- [Your objective]: Among the records below, find each line that includes the string "true" and copy it.

- [Extracted entries]:
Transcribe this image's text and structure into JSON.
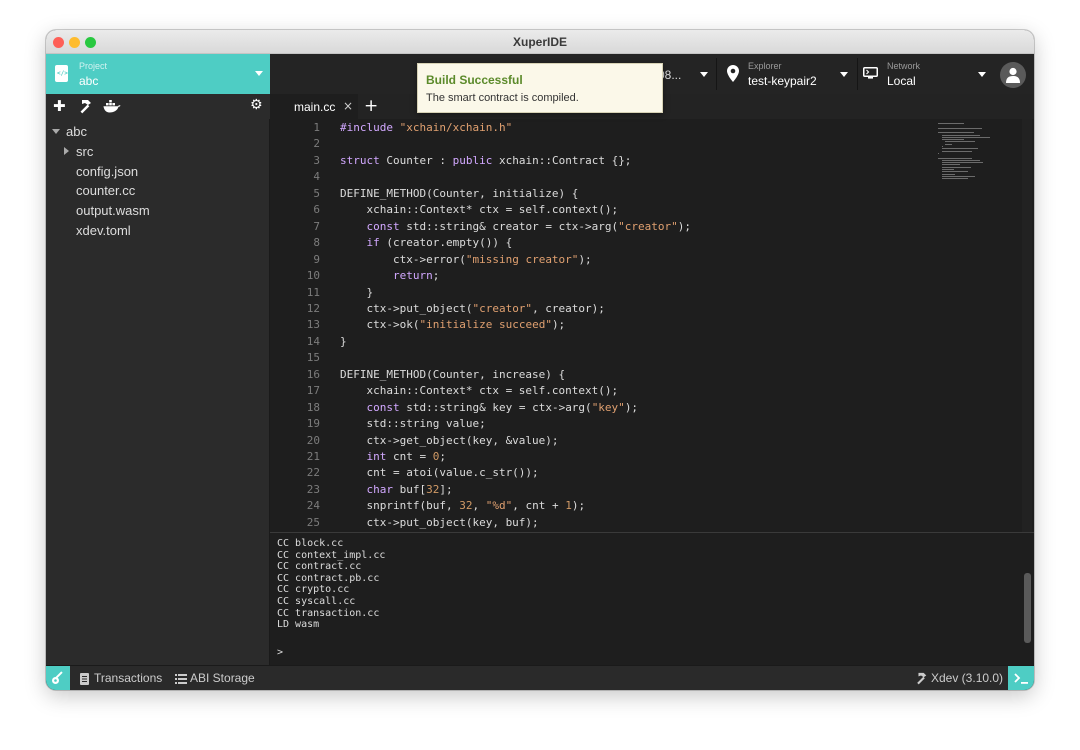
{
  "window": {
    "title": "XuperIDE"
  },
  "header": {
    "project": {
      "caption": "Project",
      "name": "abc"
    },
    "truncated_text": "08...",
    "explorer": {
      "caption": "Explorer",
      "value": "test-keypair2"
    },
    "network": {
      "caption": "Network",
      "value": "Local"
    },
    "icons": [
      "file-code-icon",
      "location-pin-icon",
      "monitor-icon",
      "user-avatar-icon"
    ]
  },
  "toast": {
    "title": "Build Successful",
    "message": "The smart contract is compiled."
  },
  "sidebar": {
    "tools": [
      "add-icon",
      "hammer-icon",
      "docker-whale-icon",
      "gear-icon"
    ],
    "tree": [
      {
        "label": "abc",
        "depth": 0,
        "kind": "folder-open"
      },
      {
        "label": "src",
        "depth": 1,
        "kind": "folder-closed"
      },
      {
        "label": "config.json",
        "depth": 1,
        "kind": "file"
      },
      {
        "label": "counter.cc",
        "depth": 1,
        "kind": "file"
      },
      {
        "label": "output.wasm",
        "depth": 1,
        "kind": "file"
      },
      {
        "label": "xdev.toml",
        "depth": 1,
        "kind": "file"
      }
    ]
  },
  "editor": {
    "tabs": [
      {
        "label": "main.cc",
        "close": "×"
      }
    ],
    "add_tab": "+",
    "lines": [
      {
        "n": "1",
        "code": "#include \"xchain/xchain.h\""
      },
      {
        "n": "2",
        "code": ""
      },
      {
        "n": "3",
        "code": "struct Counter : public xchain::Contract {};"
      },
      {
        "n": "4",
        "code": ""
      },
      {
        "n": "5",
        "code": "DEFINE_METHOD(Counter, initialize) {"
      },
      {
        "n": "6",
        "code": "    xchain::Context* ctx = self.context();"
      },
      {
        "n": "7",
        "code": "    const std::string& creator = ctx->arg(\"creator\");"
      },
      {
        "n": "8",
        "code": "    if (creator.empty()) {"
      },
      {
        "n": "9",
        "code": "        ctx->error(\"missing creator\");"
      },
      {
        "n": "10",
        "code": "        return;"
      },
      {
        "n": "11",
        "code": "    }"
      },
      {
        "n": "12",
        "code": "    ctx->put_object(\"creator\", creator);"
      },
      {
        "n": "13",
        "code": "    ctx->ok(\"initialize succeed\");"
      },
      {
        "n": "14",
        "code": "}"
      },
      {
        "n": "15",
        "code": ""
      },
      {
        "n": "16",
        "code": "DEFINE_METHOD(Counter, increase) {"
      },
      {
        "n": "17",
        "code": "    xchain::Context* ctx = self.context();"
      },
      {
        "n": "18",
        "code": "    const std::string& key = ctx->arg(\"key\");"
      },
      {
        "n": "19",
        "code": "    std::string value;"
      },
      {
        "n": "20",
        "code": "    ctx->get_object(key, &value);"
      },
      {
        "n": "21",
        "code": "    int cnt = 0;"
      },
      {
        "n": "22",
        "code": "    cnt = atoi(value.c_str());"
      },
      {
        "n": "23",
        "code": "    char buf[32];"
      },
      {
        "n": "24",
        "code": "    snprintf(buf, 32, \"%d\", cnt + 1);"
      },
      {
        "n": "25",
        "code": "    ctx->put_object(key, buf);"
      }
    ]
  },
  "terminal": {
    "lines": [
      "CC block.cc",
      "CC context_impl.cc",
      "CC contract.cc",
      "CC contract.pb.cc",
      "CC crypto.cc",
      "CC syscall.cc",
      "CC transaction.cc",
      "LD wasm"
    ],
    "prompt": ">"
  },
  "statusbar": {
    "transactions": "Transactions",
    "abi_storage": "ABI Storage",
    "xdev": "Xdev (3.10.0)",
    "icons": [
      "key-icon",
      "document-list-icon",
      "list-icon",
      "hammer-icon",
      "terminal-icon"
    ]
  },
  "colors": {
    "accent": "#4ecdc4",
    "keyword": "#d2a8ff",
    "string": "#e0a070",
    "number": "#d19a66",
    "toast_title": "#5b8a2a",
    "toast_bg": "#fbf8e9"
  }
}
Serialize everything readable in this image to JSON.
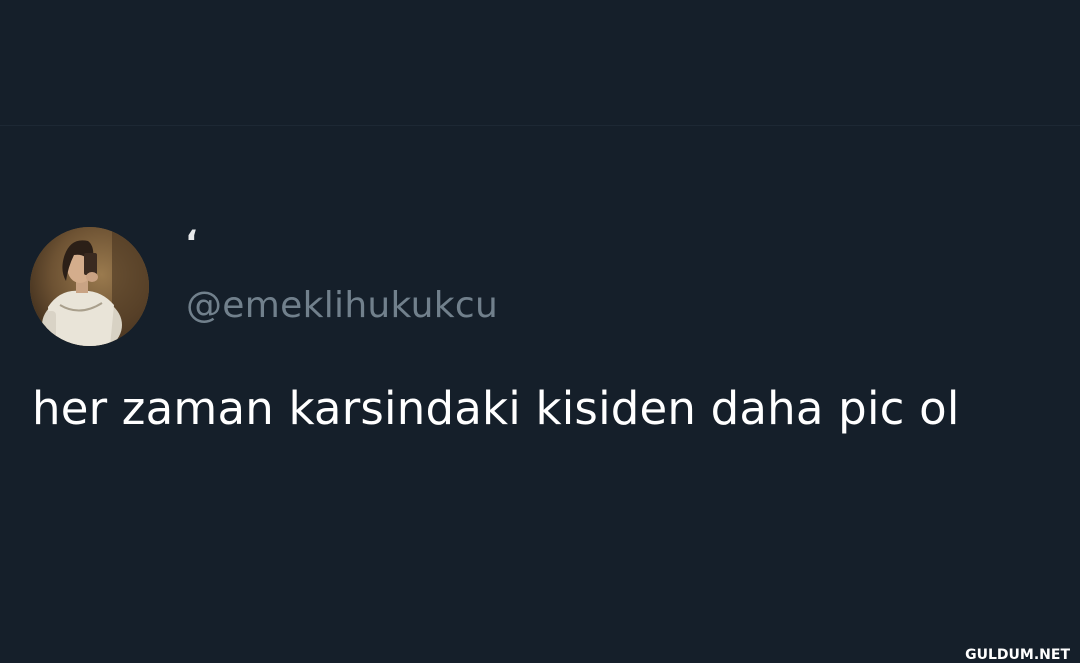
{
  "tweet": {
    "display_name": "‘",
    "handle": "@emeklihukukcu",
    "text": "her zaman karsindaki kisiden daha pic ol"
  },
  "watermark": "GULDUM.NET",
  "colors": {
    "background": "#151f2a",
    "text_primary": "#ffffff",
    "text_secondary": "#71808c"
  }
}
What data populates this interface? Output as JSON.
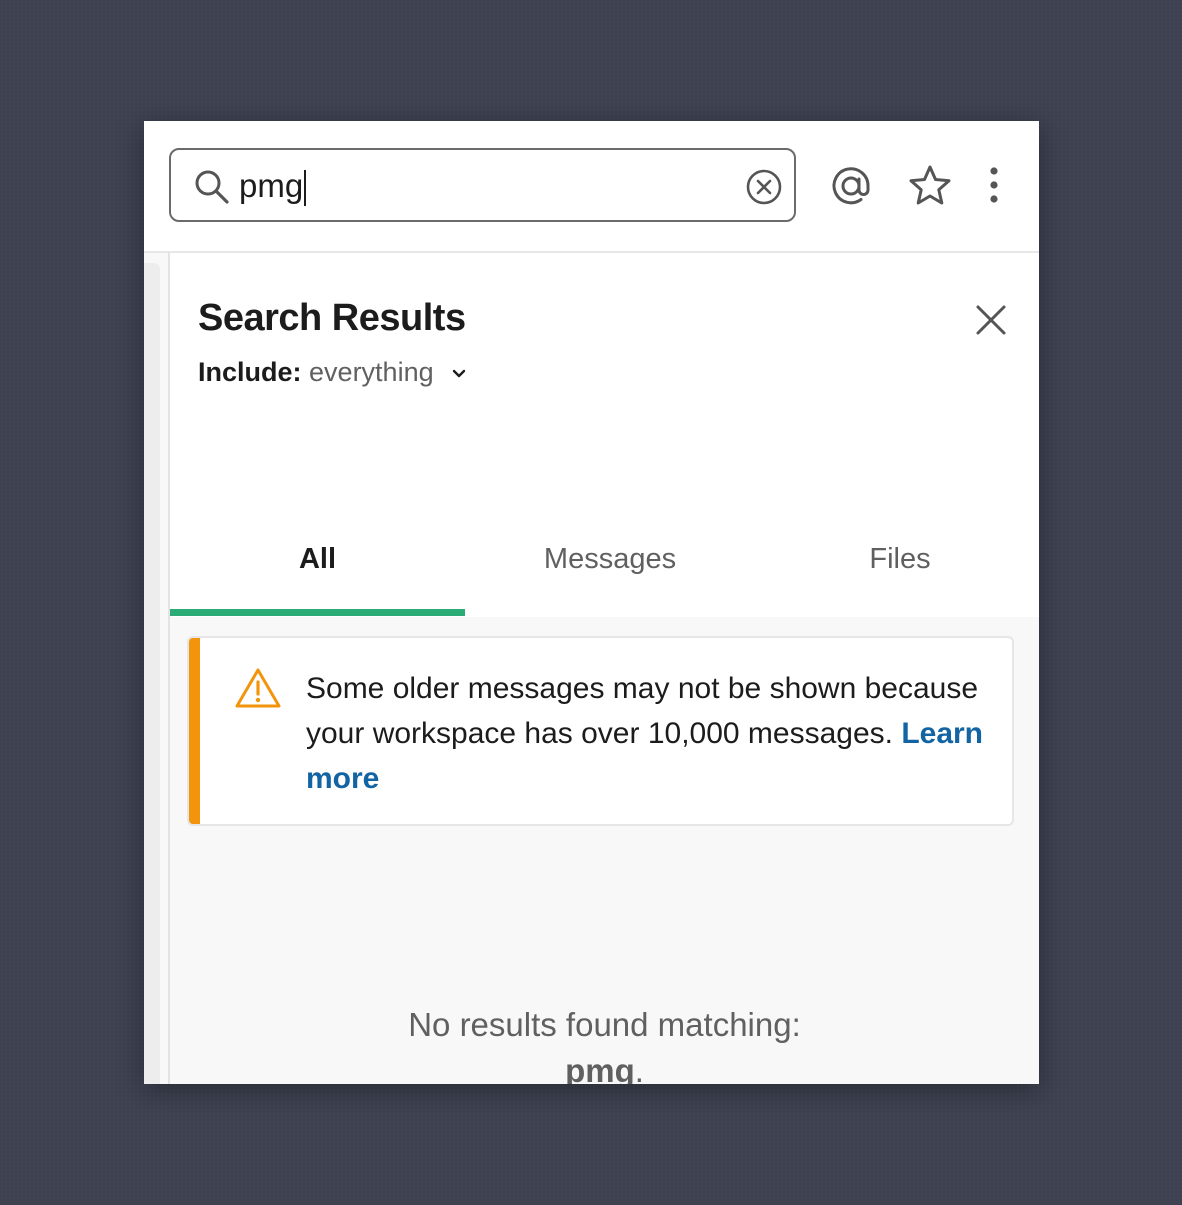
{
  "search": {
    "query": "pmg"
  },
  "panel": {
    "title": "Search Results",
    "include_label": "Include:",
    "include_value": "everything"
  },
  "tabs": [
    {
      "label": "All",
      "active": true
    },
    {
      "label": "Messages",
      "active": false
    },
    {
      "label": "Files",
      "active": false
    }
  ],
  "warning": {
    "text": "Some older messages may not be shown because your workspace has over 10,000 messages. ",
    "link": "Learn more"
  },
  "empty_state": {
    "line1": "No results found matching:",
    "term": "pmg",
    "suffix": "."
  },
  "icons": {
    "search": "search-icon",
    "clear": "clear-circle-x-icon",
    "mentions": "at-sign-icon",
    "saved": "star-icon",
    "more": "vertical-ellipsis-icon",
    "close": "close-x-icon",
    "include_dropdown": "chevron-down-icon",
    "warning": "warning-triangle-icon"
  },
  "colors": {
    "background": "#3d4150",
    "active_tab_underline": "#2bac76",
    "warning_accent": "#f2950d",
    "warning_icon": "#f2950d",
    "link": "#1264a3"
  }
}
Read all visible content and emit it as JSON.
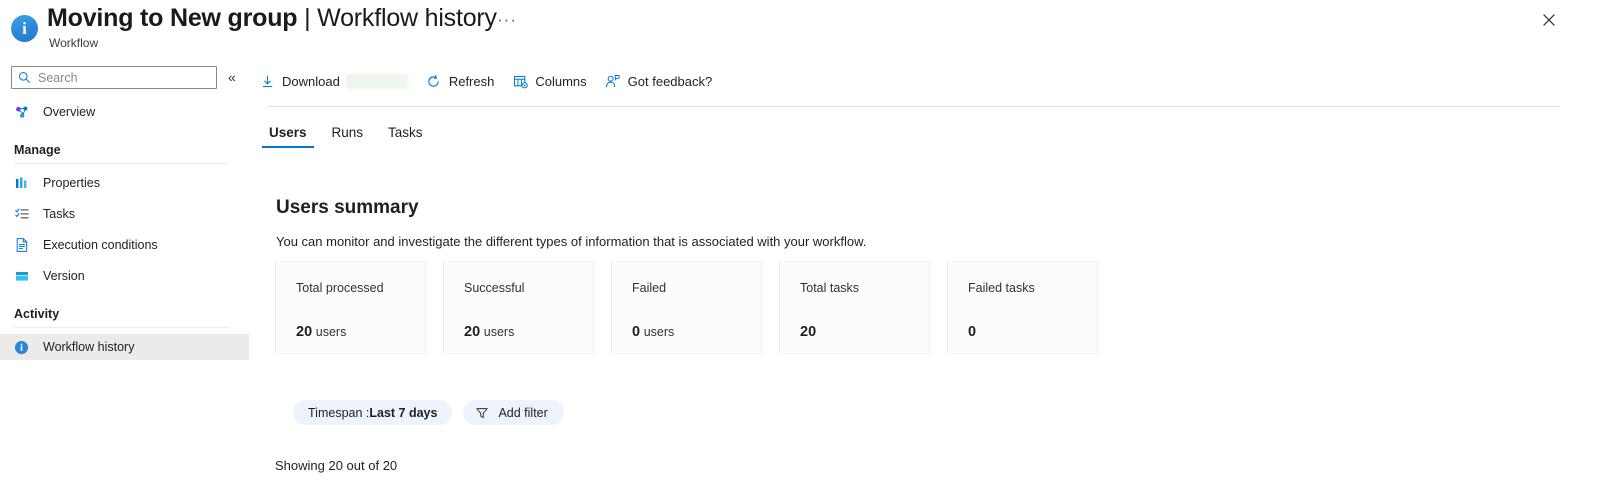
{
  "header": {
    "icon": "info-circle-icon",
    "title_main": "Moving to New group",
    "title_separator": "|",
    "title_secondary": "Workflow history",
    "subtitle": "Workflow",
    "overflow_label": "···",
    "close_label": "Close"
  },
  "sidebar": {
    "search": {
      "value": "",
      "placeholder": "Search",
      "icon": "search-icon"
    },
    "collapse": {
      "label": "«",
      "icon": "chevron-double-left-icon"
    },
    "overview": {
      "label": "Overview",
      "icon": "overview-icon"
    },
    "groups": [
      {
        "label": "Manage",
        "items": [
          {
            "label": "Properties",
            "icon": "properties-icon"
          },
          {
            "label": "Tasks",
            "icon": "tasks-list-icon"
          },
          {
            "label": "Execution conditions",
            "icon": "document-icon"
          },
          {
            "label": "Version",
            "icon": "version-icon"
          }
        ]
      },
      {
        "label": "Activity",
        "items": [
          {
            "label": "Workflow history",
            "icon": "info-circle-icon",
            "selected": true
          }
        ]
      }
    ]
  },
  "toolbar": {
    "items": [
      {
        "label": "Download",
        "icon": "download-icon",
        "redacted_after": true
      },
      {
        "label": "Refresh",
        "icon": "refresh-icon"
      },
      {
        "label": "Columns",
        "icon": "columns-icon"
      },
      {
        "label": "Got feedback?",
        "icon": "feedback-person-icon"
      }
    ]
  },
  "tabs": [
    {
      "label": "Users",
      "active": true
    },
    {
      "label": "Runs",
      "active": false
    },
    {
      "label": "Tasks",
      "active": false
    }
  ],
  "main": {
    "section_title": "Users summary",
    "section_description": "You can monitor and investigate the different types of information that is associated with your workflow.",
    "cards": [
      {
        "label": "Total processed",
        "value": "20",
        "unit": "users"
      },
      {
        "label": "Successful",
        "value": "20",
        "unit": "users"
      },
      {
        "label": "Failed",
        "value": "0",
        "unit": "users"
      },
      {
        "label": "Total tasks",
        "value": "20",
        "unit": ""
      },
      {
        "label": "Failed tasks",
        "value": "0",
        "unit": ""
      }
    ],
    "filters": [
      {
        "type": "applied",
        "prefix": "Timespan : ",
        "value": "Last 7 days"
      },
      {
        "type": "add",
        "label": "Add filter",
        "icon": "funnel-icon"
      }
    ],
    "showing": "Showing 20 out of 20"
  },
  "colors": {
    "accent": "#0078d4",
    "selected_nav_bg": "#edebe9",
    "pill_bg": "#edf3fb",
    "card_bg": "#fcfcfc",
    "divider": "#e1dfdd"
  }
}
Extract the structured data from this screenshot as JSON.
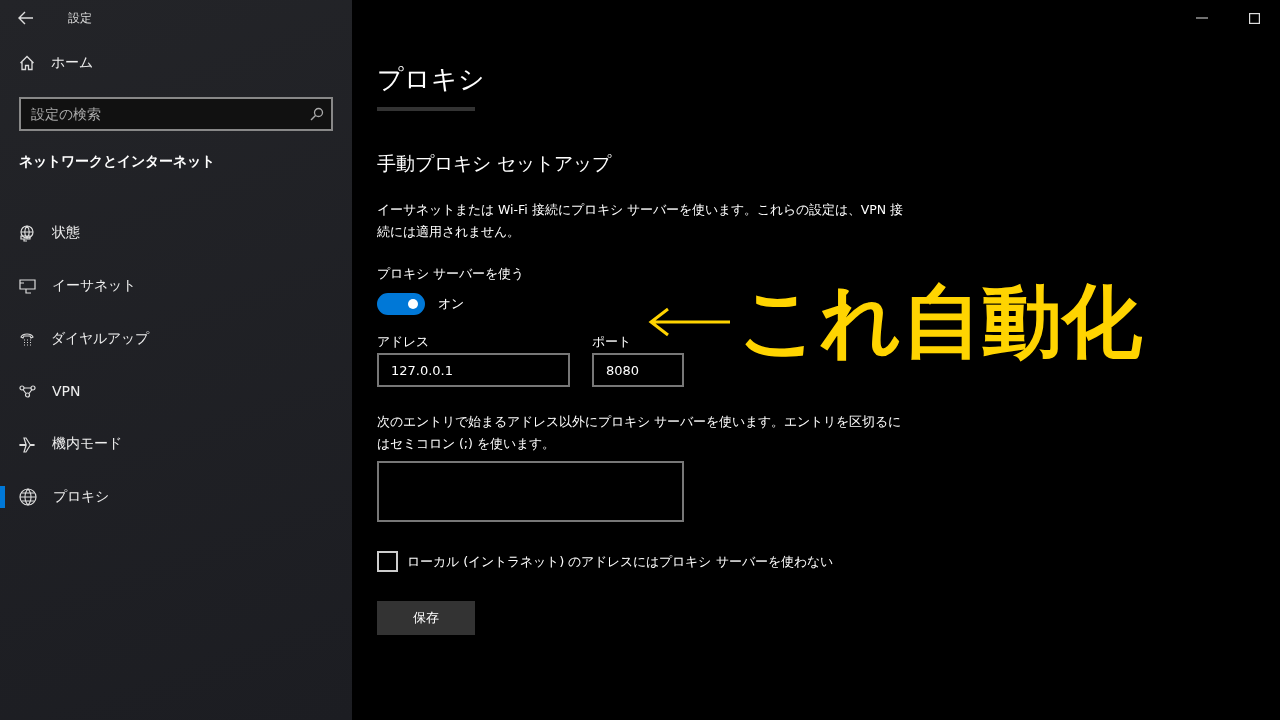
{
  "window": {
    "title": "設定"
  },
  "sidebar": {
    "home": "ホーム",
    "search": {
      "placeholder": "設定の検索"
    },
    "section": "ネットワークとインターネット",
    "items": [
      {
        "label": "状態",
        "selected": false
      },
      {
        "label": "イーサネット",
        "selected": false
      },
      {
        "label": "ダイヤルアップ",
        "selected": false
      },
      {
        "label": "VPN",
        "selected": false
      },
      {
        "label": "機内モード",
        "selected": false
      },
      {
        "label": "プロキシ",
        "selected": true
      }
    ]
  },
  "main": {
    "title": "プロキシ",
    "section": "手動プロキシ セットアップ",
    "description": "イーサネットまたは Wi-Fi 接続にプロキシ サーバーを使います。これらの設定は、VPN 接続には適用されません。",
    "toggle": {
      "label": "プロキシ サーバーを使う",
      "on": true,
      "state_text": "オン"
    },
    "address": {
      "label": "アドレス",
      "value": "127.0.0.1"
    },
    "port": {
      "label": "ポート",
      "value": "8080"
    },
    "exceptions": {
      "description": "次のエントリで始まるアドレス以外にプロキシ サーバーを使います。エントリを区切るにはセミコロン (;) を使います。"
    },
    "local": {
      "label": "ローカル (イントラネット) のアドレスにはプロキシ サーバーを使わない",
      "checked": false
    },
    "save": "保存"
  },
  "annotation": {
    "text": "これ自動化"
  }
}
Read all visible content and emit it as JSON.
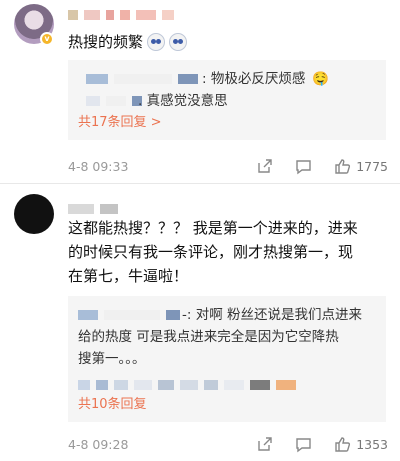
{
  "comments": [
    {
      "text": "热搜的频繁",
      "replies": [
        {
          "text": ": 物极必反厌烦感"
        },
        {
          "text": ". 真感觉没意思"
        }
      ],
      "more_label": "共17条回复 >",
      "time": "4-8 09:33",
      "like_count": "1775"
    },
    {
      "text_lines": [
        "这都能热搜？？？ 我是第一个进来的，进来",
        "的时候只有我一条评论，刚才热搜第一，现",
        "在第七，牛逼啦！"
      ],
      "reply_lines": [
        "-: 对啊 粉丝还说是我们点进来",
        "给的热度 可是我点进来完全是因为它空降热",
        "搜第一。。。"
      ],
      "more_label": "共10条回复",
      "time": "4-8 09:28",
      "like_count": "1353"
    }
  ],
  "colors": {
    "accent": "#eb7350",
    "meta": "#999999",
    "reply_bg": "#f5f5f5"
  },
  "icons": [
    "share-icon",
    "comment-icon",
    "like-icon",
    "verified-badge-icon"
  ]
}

- [Result below]:
      "active": true
            "selected": true
        "redacted_after": true
      "active": true
        "selected": true
      "on": true,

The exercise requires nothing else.